■ WRITTEN EXERCISE:
Make an exact copy of the listing below.

■ DATA RECORDS:
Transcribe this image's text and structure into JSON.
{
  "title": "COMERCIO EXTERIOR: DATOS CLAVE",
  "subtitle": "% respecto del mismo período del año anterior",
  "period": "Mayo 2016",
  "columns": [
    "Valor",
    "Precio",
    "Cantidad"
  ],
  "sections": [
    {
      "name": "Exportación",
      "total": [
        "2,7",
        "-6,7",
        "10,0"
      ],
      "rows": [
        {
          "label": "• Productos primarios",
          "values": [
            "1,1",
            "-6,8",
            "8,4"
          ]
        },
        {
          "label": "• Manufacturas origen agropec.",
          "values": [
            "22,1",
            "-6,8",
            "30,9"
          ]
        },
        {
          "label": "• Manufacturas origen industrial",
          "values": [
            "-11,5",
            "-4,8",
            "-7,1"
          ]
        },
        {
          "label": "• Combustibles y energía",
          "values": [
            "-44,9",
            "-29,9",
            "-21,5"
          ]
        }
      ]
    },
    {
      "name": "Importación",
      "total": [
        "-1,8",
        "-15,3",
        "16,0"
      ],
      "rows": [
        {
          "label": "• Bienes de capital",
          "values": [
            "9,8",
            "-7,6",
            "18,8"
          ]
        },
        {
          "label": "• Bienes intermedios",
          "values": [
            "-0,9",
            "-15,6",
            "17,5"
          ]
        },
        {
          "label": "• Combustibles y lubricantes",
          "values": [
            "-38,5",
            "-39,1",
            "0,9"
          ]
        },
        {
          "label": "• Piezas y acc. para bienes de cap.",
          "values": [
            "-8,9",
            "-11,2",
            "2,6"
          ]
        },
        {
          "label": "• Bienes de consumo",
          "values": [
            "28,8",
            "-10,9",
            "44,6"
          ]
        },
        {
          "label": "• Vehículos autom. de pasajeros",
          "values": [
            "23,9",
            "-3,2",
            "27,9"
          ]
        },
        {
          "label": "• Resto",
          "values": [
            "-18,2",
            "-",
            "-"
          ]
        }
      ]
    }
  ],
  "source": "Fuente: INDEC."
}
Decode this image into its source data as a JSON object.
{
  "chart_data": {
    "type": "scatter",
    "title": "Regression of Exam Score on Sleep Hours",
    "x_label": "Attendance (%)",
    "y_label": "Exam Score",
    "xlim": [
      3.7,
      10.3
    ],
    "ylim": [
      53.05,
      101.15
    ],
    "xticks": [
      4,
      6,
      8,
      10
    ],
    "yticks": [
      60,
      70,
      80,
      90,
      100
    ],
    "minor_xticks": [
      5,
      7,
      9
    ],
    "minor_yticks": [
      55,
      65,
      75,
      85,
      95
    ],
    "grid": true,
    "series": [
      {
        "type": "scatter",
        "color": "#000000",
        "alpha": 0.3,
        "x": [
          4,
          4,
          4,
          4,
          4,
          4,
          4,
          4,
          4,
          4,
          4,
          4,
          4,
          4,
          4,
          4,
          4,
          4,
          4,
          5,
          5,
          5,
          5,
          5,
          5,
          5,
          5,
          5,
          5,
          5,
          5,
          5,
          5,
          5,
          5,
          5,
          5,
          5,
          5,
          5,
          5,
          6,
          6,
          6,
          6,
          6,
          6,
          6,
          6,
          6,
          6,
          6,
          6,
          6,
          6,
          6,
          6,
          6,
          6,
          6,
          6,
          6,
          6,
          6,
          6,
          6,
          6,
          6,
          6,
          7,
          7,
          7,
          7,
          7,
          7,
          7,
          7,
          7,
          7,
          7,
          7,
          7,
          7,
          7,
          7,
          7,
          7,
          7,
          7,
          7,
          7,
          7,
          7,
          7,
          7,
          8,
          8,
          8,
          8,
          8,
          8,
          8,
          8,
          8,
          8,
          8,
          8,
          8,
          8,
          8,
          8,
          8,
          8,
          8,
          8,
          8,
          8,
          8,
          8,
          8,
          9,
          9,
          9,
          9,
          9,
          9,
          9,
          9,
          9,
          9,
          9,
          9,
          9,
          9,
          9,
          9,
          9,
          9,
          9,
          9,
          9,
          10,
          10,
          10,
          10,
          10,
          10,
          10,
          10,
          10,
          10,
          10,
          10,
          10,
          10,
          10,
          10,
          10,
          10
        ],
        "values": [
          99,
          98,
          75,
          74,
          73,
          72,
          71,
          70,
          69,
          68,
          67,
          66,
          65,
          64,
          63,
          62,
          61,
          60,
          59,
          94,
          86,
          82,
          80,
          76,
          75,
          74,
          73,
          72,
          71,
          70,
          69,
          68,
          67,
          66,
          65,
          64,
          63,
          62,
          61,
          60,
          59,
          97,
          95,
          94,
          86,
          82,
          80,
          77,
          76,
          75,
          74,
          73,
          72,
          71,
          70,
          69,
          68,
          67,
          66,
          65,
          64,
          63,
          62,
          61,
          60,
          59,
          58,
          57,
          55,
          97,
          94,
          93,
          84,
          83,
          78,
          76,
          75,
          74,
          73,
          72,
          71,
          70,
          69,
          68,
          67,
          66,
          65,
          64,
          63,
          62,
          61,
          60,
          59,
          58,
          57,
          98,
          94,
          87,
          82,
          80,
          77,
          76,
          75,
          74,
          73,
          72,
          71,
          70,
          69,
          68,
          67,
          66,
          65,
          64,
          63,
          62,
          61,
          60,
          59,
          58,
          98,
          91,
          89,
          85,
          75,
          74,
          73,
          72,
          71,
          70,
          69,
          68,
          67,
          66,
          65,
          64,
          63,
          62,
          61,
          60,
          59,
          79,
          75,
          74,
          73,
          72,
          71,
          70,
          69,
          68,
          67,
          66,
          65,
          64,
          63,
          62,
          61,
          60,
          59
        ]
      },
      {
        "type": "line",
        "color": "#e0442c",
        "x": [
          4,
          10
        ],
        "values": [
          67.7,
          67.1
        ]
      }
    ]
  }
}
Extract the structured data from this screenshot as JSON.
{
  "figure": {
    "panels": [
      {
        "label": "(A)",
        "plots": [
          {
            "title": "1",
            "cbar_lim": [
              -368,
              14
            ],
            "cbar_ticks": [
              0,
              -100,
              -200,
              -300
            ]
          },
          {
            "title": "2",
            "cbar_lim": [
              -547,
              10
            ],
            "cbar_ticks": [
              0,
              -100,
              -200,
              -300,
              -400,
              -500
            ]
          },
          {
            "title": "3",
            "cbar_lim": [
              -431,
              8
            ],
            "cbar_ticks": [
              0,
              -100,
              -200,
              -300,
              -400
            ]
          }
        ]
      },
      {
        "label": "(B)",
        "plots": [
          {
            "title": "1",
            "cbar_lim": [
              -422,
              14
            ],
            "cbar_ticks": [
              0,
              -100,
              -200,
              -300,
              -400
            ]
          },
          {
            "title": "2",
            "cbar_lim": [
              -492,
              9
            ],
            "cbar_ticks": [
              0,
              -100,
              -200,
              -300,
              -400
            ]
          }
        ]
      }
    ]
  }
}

■ RESULT OF THE TASK:
Transcribe this image's text and structure into JSON.
{
  "title": "COMERCIO EXTERIOR: DATOS CLAVE",
  "subtitle": "% respecto del mismo período del año anterior",
  "period": "Mayo 2016",
  "columns": [
    "Valor",
    "Precio",
    "Cantidad"
  ],
  "sections": [
    {
      "name": "Exportación",
      "total": [
        "2,7",
        "-6,7",
        "10,0"
      ],
      "rows": [
        {
          "label": "• Productos primarios",
          "values": [
            "1,1",
            "-6,8",
            "8,4"
          ]
        },
        {
          "label": "• Manufacturas origen agropec.",
          "values": [
            "22,1",
            "-6,8",
            "30,9"
          ]
        },
        {
          "label": "• Manufacturas origen industrial",
          "values": [
            "-11,5",
            "-4,8",
            "-7,1"
          ]
        },
        {
          "label": "• Combustibles y energía",
          "values": [
            "-44,9",
            "-29,9",
            "-21,5"
          ]
        }
      ]
    },
    {
      "name": "Importación",
      "total": [
        "-1,8",
        "-15,3",
        "16,0"
      ],
      "rows": [
        {
          "label": "• Bienes de capital",
          "values": [
            "9,8",
            "-7,6",
            "18,8"
          ]
        },
        {
          "label": "• Bienes intermedios",
          "values": [
            "-0,9",
            "-15,6",
            "17,5"
          ]
        },
        {
          "label": "• Combustibles y lubricantes",
          "values": [
            "-38,5",
            "-39,1",
            "0,9"
          ]
        },
        {
          "label": "• Piezas y acc. para bienes de cap.",
          "values": [
            "-8,9",
            "-11,2",
            "2,6"
          ]
        },
        {
          "label": "• Bienes de consumo",
          "values": [
            "28,8",
            "-10,9",
            "44,6"
          ]
        },
        {
          "label": "• Vehículos autom. de pasajeros",
          "values": [
            "23,9",
            "-3,2",
            "27,9"
          ]
        },
        {
          "label": "• Resto",
          "values": [
            "-18,2",
            "-",
            "-"
          ]
        }
      ]
    }
  ],
  "source": "Fuente: INDEC."
}
Decode this image into its source data as a JSON object.
{
  "chart_data": {
    "type": "scatter",
    "title": "Regression of Exam Score on Sleep Hours",
    "x_label": "Attendance (%)",
    "y_label": "Exam Score",
    "xlim": [
      3.7,
      10.3
    ],
    "ylim": [
      53.05,
      101.15
    ],
    "xticks": [
      4,
      6,
      8,
      10
    ],
    "yticks": [
      60,
      70,
      80,
      90,
      100
    ],
    "minor_xticks": [
      5,
      7,
      9
    ],
    "minor_yticks": [
      55,
      65,
      75,
      85,
      95
    ],
    "grid": true,
    "series": [
      {
        "type": "scatter",
        "color": "#000000",
        "alpha": 0.3,
        "x": [
          4,
          4,
          4,
          4,
          4,
          4,
          4,
          4,
          4,
          4,
          4,
          4,
          4,
          4,
          4,
          4,
          4,
          4,
          4,
          5,
          5,
          5,
          5,
          5,
          5,
          5,
          5,
          5,
          5,
          5,
          5,
          5,
          5,
          5,
          5,
          5,
          5,
          5,
          5,
          5,
          5,
          6,
          6,
          6,
          6,
          6,
          6,
          6,
          6,
          6,
          6,
          6,
          6,
          6,
          6,
          6,
          6,
          6,
          6,
          6,
          6,
          6,
          6,
          6,
          6,
          6,
          6,
          6,
          6,
          7,
          7,
          7,
          7,
          7,
          7,
          7,
          7,
          7,
          7,
          7,
          7,
          7,
          7,
          7,
          7,
          7,
          7,
          7,
          7,
          7,
          7,
          7,
          7,
          7,
          7,
          8,
          8,
          8,
          8,
          8,
          8,
          8,
          8,
          8,
          8,
          8,
          8,
          8,
          8,
          8,
          8,
          8,
          8,
          8,
          8,
          8,
          8,
          8,
          8,
          8,
          9,
          9,
          9,
          9,
          9,
          9,
          9,
          9,
          9,
          9,
          9,
          9,
          9,
          9,
          9,
          9,
          9,
          9,
          9,
          9,
          9,
          10,
          10,
          10,
          10,
          10,
          10,
          10,
          10,
          10,
          10,
          10,
          10,
          10,
          10,
          10,
          10,
          10,
          10
        ],
        "values": [
          99,
          98,
          75,
          74,
          73,
          72,
          71,
          70,
          69,
          68,
          67,
          66,
          65,
          64,
          63,
          62,
          61,
          60,
          59,
          94,
          86,
          82,
          80,
          76,
          75,
          74,
          73,
          72,
          71,
          70,
          69,
          68,
          67,
          66,
          65,
          64,
          63,
          62,
          61,
          60,
          59,
          97,
          95,
          94,
          86,
          82,
          80,
          77,
          76,
          75,
          74,
          73,
          72,
          71,
          70,
          69,
          68,
          67,
          66,
          65,
          64,
          63,
          62,
          61,
          60,
          59,
          58,
          57,
          55,
          97,
          94,
          93,
          84,
          83,
          78,
          76,
          75,
          74,
          73,
          72,
          71,
          70,
          69,
          68,
          67,
          66,
          65,
          64,
          63,
          62,
          61,
          60,
          59,
          58,
          57,
          98,
          94,
          87,
          82,
          80,
          77,
          76,
          75,
          74,
          73,
          72,
          71,
          70,
          69,
          68,
          67,
          66,
          65,
          64,
          63,
          62,
          61,
          60,
          59,
          58,
          98,
          91,
          89,
          85,
          75,
          74,
          73,
          72,
          71,
          70,
          69,
          68,
          67,
          66,
          65,
          64,
          63,
          62,
          61,
          60,
          59,
          79,
          75,
          74,
          73,
          72,
          71,
          70,
          69,
          68,
          67,
          66,
          65,
          64,
          63,
          62,
          61,
          60,
          59
        ]
      },
      {
        "type": "line",
        "color": "#e0442c",
        "x": [
          4,
          10
        ],
        "values": [
          67.7,
          67.1
        ]
      }
    ]
  }
}
Extract the structured data from this screenshot as JSON.
{
  "figure": {
    "panels": [
      {
        "label": "(A)",
        "plots": [
          {
            "title": "1",
            "cbar_lim": [
              -368,
              14
            ],
            "cbar_ticks": [
              0,
              -100,
              -200,
              -300
            ]
          },
          {
            "title": "2",
            "cbar_lim": [
              -547,
              10
            ],
            "cbar_ticks": [
              0,
              -100,
              -200,
              -300,
              -400,
              -500
            ]
          },
          {
            "title": "3",
            "cbar_lim": [
              -431,
              8
            ],
            "cbar_ticks": [
              0,
              -100,
              -200,
              -300,
              -400
            ]
          }
        ]
      },
      {
        "label": "(B)",
        "plots": [
          {
            "title": "1",
            "cbar_lim": [
              -422,
              14
            ],
            "cbar_ticks": [
              0,
              -100,
              -200,
              -300,
              -400
            ]
          },
          {
            "title": "2",
            "cbar_lim": [
              -492,
              9
            ],
            "cbar_ticks": [
              0,
              -100,
              -200,
              -300,
              -400
            ]
          }
        ]
      }
    ]
  }
}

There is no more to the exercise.